(GIVEN REQUEST): Copy out the whole listing exactly as written, leaving the pictures behind.

(WORKING DATA):
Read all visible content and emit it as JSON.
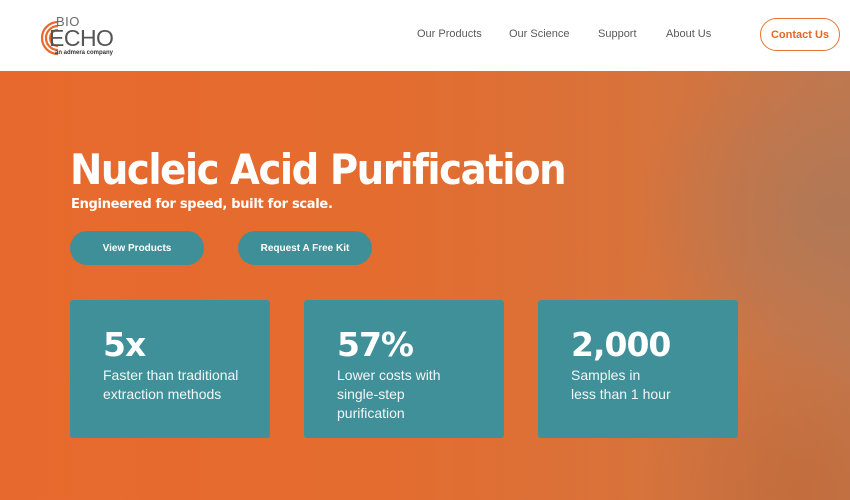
{
  "header": {
    "logo": {
      "bio": "BIO",
      "echo": "ECHO",
      "sub": "an admera company"
    },
    "nav": [
      {
        "label": "Our Products"
      },
      {
        "label": "Our Science"
      },
      {
        "label": "Support"
      },
      {
        "label": "About Us"
      }
    ],
    "contact_label": "Contact Us"
  },
  "hero": {
    "title": "Nucleic Acid Purification",
    "subtitle": "Engineered for speed, built for scale.",
    "buttons": {
      "view_products": "View Products",
      "request_kit": "Request A Free Kit"
    },
    "stats": [
      {
        "value": "5x",
        "description": "Faster than traditional\nextraction methods"
      },
      {
        "value": "57%",
        "description": "Lower costs with\nsingle-step\npurification"
      },
      {
        "value": "2,000",
        "description": "Samples in\nless than 1 hour"
      }
    ]
  },
  "colors": {
    "brand_orange": "#e8692d",
    "accent_teal": "#3f9099",
    "contact_border": "#e8752f"
  }
}
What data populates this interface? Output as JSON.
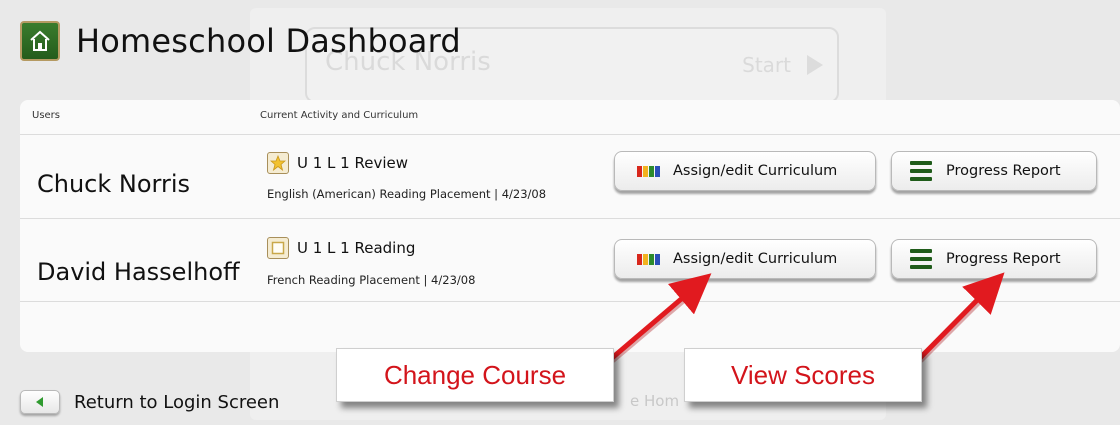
{
  "header": {
    "title": "Homeschool Dashboard",
    "icon": "house-icon"
  },
  "background": {
    "user_name": "Chuck Norris",
    "start_label": "Start",
    "home_label": "e Hom"
  },
  "table": {
    "col_users": "Users",
    "col_activity": "Current Activity and Curriculum"
  },
  "rows": [
    {
      "name": "Chuck Norris",
      "activity": "U 1 L 1 Review",
      "activity_icon": "star-icon",
      "curriculum": "English (American)  Reading Placement | 4/23/08",
      "assign_label": "Assign/edit Curriculum",
      "report_label": "Progress Report"
    },
    {
      "name": "David Hasselhoff",
      "activity": "U 1 L 1 Reading",
      "activity_icon": "square-icon",
      "curriculum": "French Reading Placement | 4/23/08",
      "assign_label": "Assign/edit Curriculum",
      "report_label": "Progress Report"
    }
  ],
  "annotations": {
    "change_course": "Change Course",
    "view_scores": "View Scores"
  },
  "footer": {
    "return_label": "Return to Login Screen"
  },
  "colors": {
    "accent_green": "#2a6b22",
    "annotation_red": "#d3141b",
    "arrow_red": "#e11a1f"
  }
}
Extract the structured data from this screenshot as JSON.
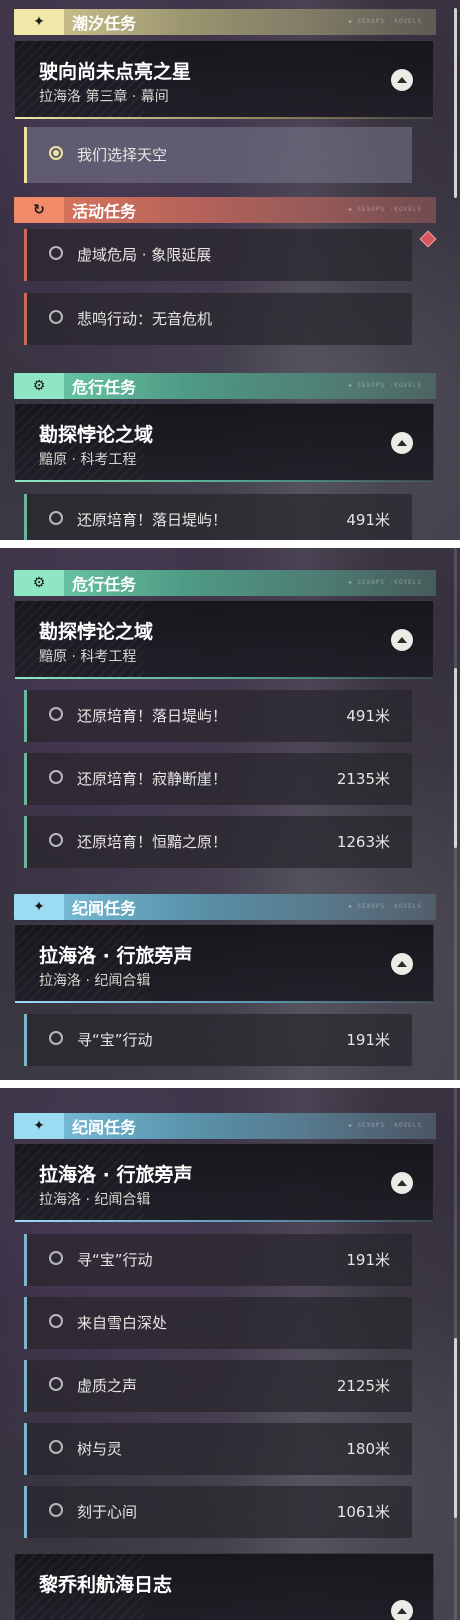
{
  "panel1": {
    "chaoxi": {
      "label": "潮汐任务",
      "icon": "star-icon"
    },
    "chaoxi_quest": {
      "title": "驶向尚未点亮之星",
      "subtitle": "拉海洛 第三章 · 幕间"
    },
    "chaoxi_item": {
      "name": "我们选择天空"
    },
    "huodong": {
      "label": "活动任务",
      "icon": "refresh-icon"
    },
    "huodong_items": [
      {
        "name": "虚域危局 · 象限延展"
      },
      {
        "name": "悲鸣行动：无音危机"
      }
    ],
    "weixing": {
      "label": "危行任务",
      "icon": "danger-badge-icon"
    },
    "weixing_quest": {
      "title": "勘探悖论之域",
      "subtitle": "黯原 · 科考工程"
    },
    "weixing_partial": {
      "name": "还原培育！落日堤屿！",
      "distance": "491米"
    }
  },
  "panel2": {
    "weixing": {
      "label": "危行任务"
    },
    "weixing_quest": {
      "title": "勘探悖论之域",
      "subtitle": "黯原 · 科考工程"
    },
    "weixing_items": [
      {
        "name": "还原培育！落日堤屿！",
        "distance": "491米"
      },
      {
        "name": "还原培育！寂静断崖！",
        "distance": "2135米"
      },
      {
        "name": "还原培育！恒黯之原！",
        "distance": "1263米"
      }
    ],
    "jiwen": {
      "label": "纪闻任务"
    },
    "jiwen_quest": {
      "title": "拉海洛 · 行旅旁声",
      "subtitle": "拉海洛 · 纪闻合辑"
    },
    "jiwen_item": {
      "name": "寻“宝”行动",
      "distance": "191米"
    }
  },
  "panel3": {
    "jiwen": {
      "label": "纪闻任务"
    },
    "jiwen_quest": {
      "title": "拉海洛 · 行旅旁声",
      "subtitle": "拉海洛 · 纪闻合辑"
    },
    "jiwen_items": [
      {
        "name": "寻“宝”行动",
        "distance": "191米"
      },
      {
        "name": "来自雪白深处",
        "distance": ""
      },
      {
        "name": "虚质之声",
        "distance": "2125米"
      },
      {
        "name": "树与灵",
        "distance": "180米"
      },
      {
        "name": "刻于心间",
        "distance": "1061米"
      }
    ],
    "next_quest": {
      "title": "黎乔利航海日志"
    }
  },
  "category_deco": "◆ SEXOPS ·KOVELS",
  "colors": {
    "chaoxi": "#f1e7a8",
    "huodong": "#f08a68",
    "weixing": "#8ee6c4",
    "jiwen": "#9bdcf3",
    "selected_ring": "#efe3a0",
    "alert": "#d4565f"
  }
}
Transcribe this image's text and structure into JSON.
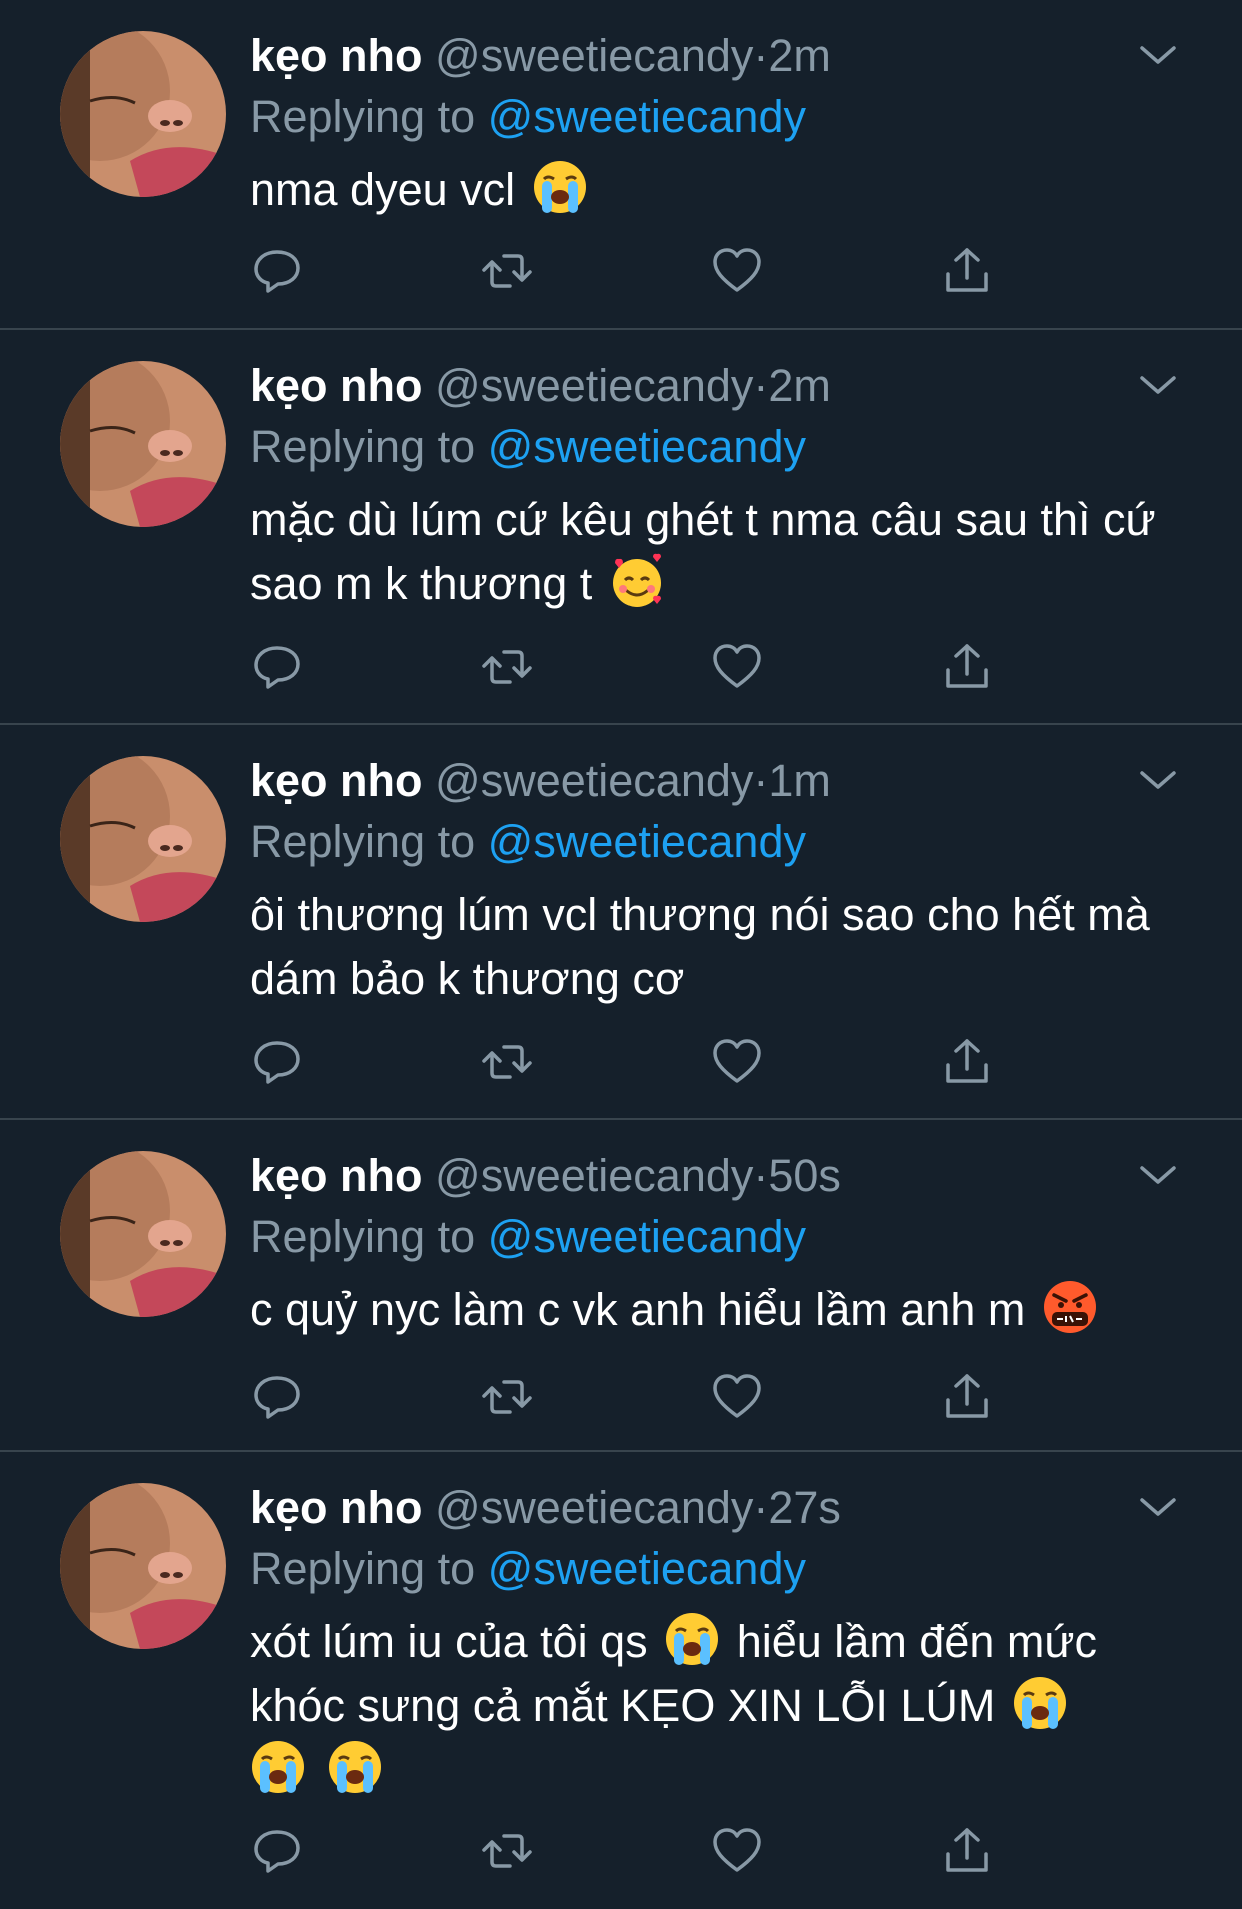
{
  "colors": {
    "background": "#15202b",
    "divider": "#38444d",
    "muted_text": "#8899a6",
    "link": "#1da1f2",
    "text": "#ffffff"
  },
  "tweets": [
    {
      "name": "kẹo nho",
      "handle": "@sweetiecandy",
      "separator": "·",
      "time": "2m",
      "replying_prefix": "Replying to ",
      "replying_to": "@sweetiecandy",
      "text_parts": [
        "nma dyeu vcl"
      ],
      "emojis": [
        "loudly-crying-face-emoji"
      ]
    },
    {
      "name": "kẹo nho",
      "handle": "@sweetiecandy",
      "separator": "·",
      "time": "2m",
      "replying_prefix": "Replying to ",
      "replying_to": "@sweetiecandy",
      "text_parts": [
        "mặc dù lúm cứ kêu ghét t nma câu sau thì cứ sao m k thương t"
      ],
      "emojis": [
        "smiling-face-with-hearts-emoji"
      ]
    },
    {
      "name": "kẹo nho",
      "handle": "@sweetiecandy",
      "separator": "·",
      "time": "1m",
      "replying_prefix": "Replying to ",
      "replying_to": "@sweetiecandy",
      "text_parts": [
        "ôi thương lúm vcl thương nói sao cho hết mà dám bảo k thương cơ"
      ],
      "emojis": []
    },
    {
      "name": "kẹo nho",
      "handle": "@sweetiecandy",
      "separator": "·",
      "time": "50s",
      "replying_prefix": "Replying to ",
      "replying_to": "@sweetiecandy",
      "text_parts": [
        "c quỷ nyc làm c vk anh hiểu lầm anh m"
      ],
      "emojis": [
        "face-with-symbols-on-mouth-emoji"
      ]
    },
    {
      "name": "kẹo nho",
      "handle": "@sweetiecandy",
      "separator": "·",
      "time": "27s",
      "replying_prefix": "Replying to ",
      "replying_to": "@sweetiecandy",
      "text_parts": [
        "xót lúm iu của tôi qs",
        "hiểu lầm đến mức khóc sưng cả mắt KẸO XIN LỖI LÚM"
      ],
      "emojis": [
        "loudly-crying-face-emoji",
        "loudly-crying-face-emoji",
        "loudly-crying-face-emoji",
        "loudly-crying-face-emoji"
      ]
    }
  ],
  "actions": [
    "reply-icon",
    "retweet-icon",
    "like-icon",
    "share-icon"
  ]
}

(EXPECTED ANSWER):
Read all visible content and emit it as JSON.
{
  "header": {
    "logo": {
      "bio": "BIO",
      "echo": "ECHO",
      "sub": "an admera company"
    },
    "nav": [
      {
        "label": "Our Products"
      },
      {
        "label": "Our Science"
      },
      {
        "label": "Support"
      },
      {
        "label": "About Us"
      }
    ],
    "contact_label": "Contact Us"
  },
  "hero": {
    "title": "Nucleic Acid Purification",
    "subtitle": "Engineered for speed, built for scale.",
    "buttons": {
      "view_products": "View Products",
      "request_kit": "Request A Free Kit"
    },
    "stats": [
      {
        "value": "5x",
        "description": "Faster than traditional\nextraction methods"
      },
      {
        "value": "57%",
        "description": "Lower costs with\nsingle-step\npurification"
      },
      {
        "value": "2,000",
        "description": "Samples in\nless than 1 hour"
      }
    ]
  },
  "colors": {
    "brand_orange": "#e8692d",
    "accent_teal": "#3f9099",
    "contact_border": "#e8752f"
  }
}
What data populates this interface? Output as JSON.
{
  "header": {
    "title": "Homeschool Dashboard",
    "icon": "house-icon"
  },
  "background": {
    "user_name": "Chuck Norris",
    "start_label": "Start",
    "home_label": "e Hom"
  },
  "table": {
    "col_users": "Users",
    "col_activity": "Current Activity and Curriculum"
  },
  "rows": [
    {
      "name": "Chuck Norris",
      "activity": "U 1 L 1 Review",
      "activity_icon": "star-icon",
      "curriculum": "English (American)  Reading Placement | 4/23/08",
      "assign_label": "Assign/edit Curriculum",
      "report_label": "Progress Report"
    },
    {
      "name": "David Hasselhoff",
      "activity": "U 1 L 1 Reading",
      "activity_icon": "square-icon",
      "curriculum": "French Reading Placement | 4/23/08",
      "assign_label": "Assign/edit Curriculum",
      "report_label": "Progress Report"
    }
  ],
  "annotations": {
    "change_course": "Change Course",
    "view_scores": "View Scores"
  },
  "footer": {
    "return_label": "Return to Login Screen"
  },
  "colors": {
    "accent_green": "#2a6b22",
    "annotation_red": "#d3141b",
    "arrow_red": "#e11a1f"
  }
}
Extract the structured data from this screenshot as JSON.
{
  "panel1": {
    "chaoxi": {
      "label": "潮汐任务",
      "icon": "star-icon"
    },
    "chaoxi_quest": {
      "title": "驶向尚未点亮之星",
      "subtitle": "拉海洛 第三章 · 幕间"
    },
    "chaoxi_item": {
      "name": "我们选择天空"
    },
    "huodong": {
      "label": "活动任务",
      "icon": "refresh-icon"
    },
    "huodong_items": [
      {
        "name": "虚域危局 · 象限延展"
      },
      {
        "name": "悲鸣行动：无音危机"
      }
    ],
    "weixing": {
      "label": "危行任务",
      "icon": "danger-badge-icon"
    },
    "weixing_quest": {
      "title": "勘探悖论之域",
      "subtitle": "黯原 · 科考工程"
    },
    "weixing_partial": {
      "name": "还原培育！落日堤屿！",
      "distance": "491米"
    }
  },
  "panel2": {
    "weixing": {
      "label": "危行任务"
    },
    "weixing_quest": {
      "title": "勘探悖论之域",
      "subtitle": "黯原 · 科考工程"
    },
    "weixing_items": [
      {
        "name": "还原培育！落日堤屿！",
        "distance": "491米"
      },
      {
        "name": "还原培育！寂静断崖！",
        "distance": "2135米"
      },
      {
        "name": "还原培育！恒黯之原！",
        "distance": "1263米"
      }
    ],
    "jiwen": {
      "label": "纪闻任务"
    },
    "jiwen_quest": {
      "title": "拉海洛 · 行旅旁声",
      "subtitle": "拉海洛 · 纪闻合辑"
    },
    "jiwen_item": {
      "name": "寻“宝”行动",
      "distance": "191米"
    }
  },
  "panel3": {
    "jiwen": {
      "label": "纪闻任务"
    },
    "jiwen_quest": {
      "title": "拉海洛 · 行旅旁声",
      "subtitle": "拉海洛 · 纪闻合辑"
    },
    "jiwen_items": [
      {
        "name": "寻“宝”行动",
        "distance": "191米"
      },
      {
        "name": "来自雪白深处",
        "distance": ""
      },
      {
        "name": "虚质之声",
        "distance": "2125米"
      },
      {
        "name": "树与灵",
        "distance": "180米"
      },
      {
        "name": "刻于心间",
        "distance": "1061米"
      }
    ],
    "next_quest": {
      "title": "黎乔利航海日志"
    }
  },
  "category_deco": "◆ SEXOPS ·KOVELS",
  "colors": {
    "chaoxi": "#f1e7a8",
    "huodong": "#f08a68",
    "weixing": "#8ee6c4",
    "jiwen": "#9bdcf3",
    "selected_ring": "#efe3a0",
    "alert": "#d4565f"
  }
}
Transcribe this image's text and structure into JSON.
{
  "colors": {
    "background": "#15202b",
    "divider": "#38444d",
    "muted_text": "#8899a6",
    "link": "#1da1f2",
    "text": "#ffffff"
  },
  "tweets": [
    {
      "name": "kẹo nho",
      "handle": "@sweetiecandy",
      "separator": "·",
      "time": "2m",
      "replying_prefix": "Replying to ",
      "replying_to": "@sweetiecandy",
      "text_parts": [
        "nma dyeu vcl"
      ],
      "emojis": [
        "loudly-crying-face-emoji"
      ]
    },
    {
      "name": "kẹo nho",
      "handle": "@sweetiecandy",
      "separator": "·",
      "time": "2m",
      "replying_prefix": "Replying to ",
      "replying_to": "@sweetiecandy",
      "text_parts": [
        "mặc dù lúm cứ kêu ghét t nma câu sau thì cứ sao m k thương t"
      ],
      "emojis": [
        "smiling-face-with-hearts-emoji"
      ]
    },
    {
      "name": "kẹo nho",
      "handle": "@sweetiecandy",
      "separator": "·",
      "time": "1m",
      "replying_prefix": "Replying to ",
      "replying_to": "@sweetiecandy",
      "text_parts": [
        "ôi thương lúm vcl thương nói sao cho hết mà dám bảo k thương cơ"
      ],
      "emojis": []
    },
    {
      "name": "kẹo nho",
      "handle": "@sweetiecandy",
      "separator": "·",
      "time": "50s",
      "replying_prefix": "Replying to ",
      "replying_to": "@sweetiecandy",
      "text_parts": [
        "c quỷ nyc làm c vk anh hiểu lầm anh m"
      ],
      "emojis": [
        "face-with-symbols-on-mouth-emoji"
      ]
    },
    {
      "name": "kẹo nho",
      "handle": "@sweetiecandy",
      "separator": "·",
      "time": "27s",
      "replying_prefix": "Replying to ",
      "replying_to": "@sweetiecandy",
      "text_parts": [
        "xót lúm iu của tôi qs",
        "hiểu lầm đến mức khóc sưng cả mắt KẸO XIN LỖI LÚM"
      ],
      "emojis": [
        "loudly-crying-face-emoji",
        "loudly-crying-face-emoji",
        "loudly-crying-face-emoji",
        "loudly-crying-face-emoji"
      ]
    }
  ],
  "actions": [
    "reply-icon",
    "retweet-icon",
    "like-icon",
    "share-icon"
  ]
}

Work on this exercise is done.